## AIM
Skip the pictures and quote all of the lines exactly.

## LISTED ENTRIES
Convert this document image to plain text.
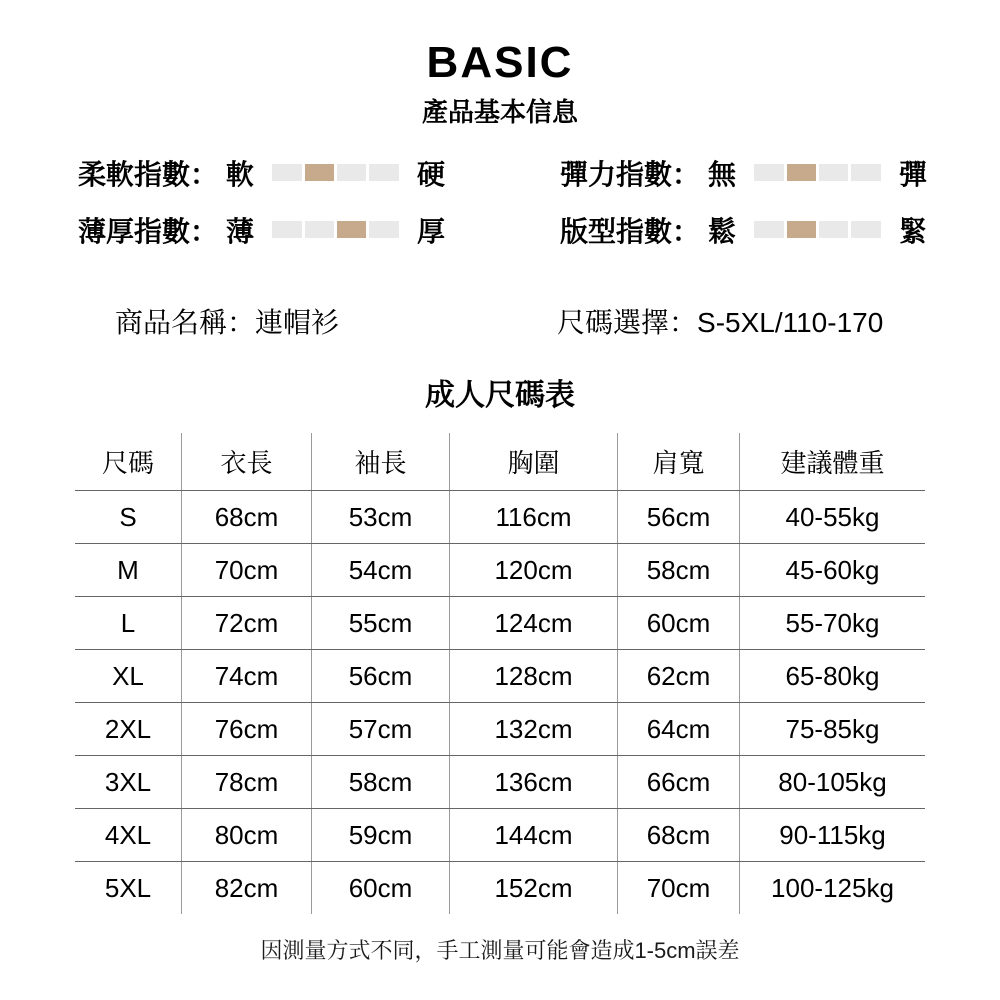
BASIC
產品基本信息
柔軟指數： 軟	硬	彈力指數： 無	彈
薄厚指數： 薄	厚	版型指數： 鬆	緊
商品名稱：連帽衫	尺碼選擇：S-5XL/110-170
成人尺碼表
尺碼	衣長	袖長	胸圍	肩寬	建議體重
S	68cm	53cm	116cm	56cm	40-55kg
M	70cm	54cm	120cm	58cm	45-60kg
L	72cm	55cm	124cm	60cm	55-70kg
XL	74cm	56cm	128cm	62cm	65-80kg
2XL	76cm	57cm	132cm	64cm	75-85kg
3XL	78cm	58cm	136cm	66cm	80-105kg
4XL	80cm	59cm	144cm	68cm	90-115kg
5XL	82cm	60cm	152cm	70cm	100-125kg
因測量方式不同，手工測量可能會造成1-5cm誤差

## FULL ANSWER
Convert this document image to plain text.
BASIC
產品基本信息
柔軟指數： 軟	硬	彈力指數： 無	彈
薄厚指數： 薄	厚	版型指數： 鬆	緊
商品名稱：連帽衫	尺碼選擇：S-5XL/110-170
成人尺碼表
尺碼	衣長	袖長	胸圍	肩寬	建議體重
S	68cm	53cm	116cm	56cm	40-55kg
M	70cm	54cm	120cm	58cm	45-60kg
L	72cm	55cm	124cm	60cm	55-70kg
XL	74cm	56cm	128cm	62cm	65-80kg
2XL	76cm	57cm	132cm	64cm	75-85kg
3XL	78cm	58cm	136cm	66cm	80-105kg
4XL	80cm	59cm	144cm	68cm	90-115kg
5XL	82cm	60cm	152cm	70cm	100-125kg
因測量方式不同，手工測量可能會造成1-5cm誤差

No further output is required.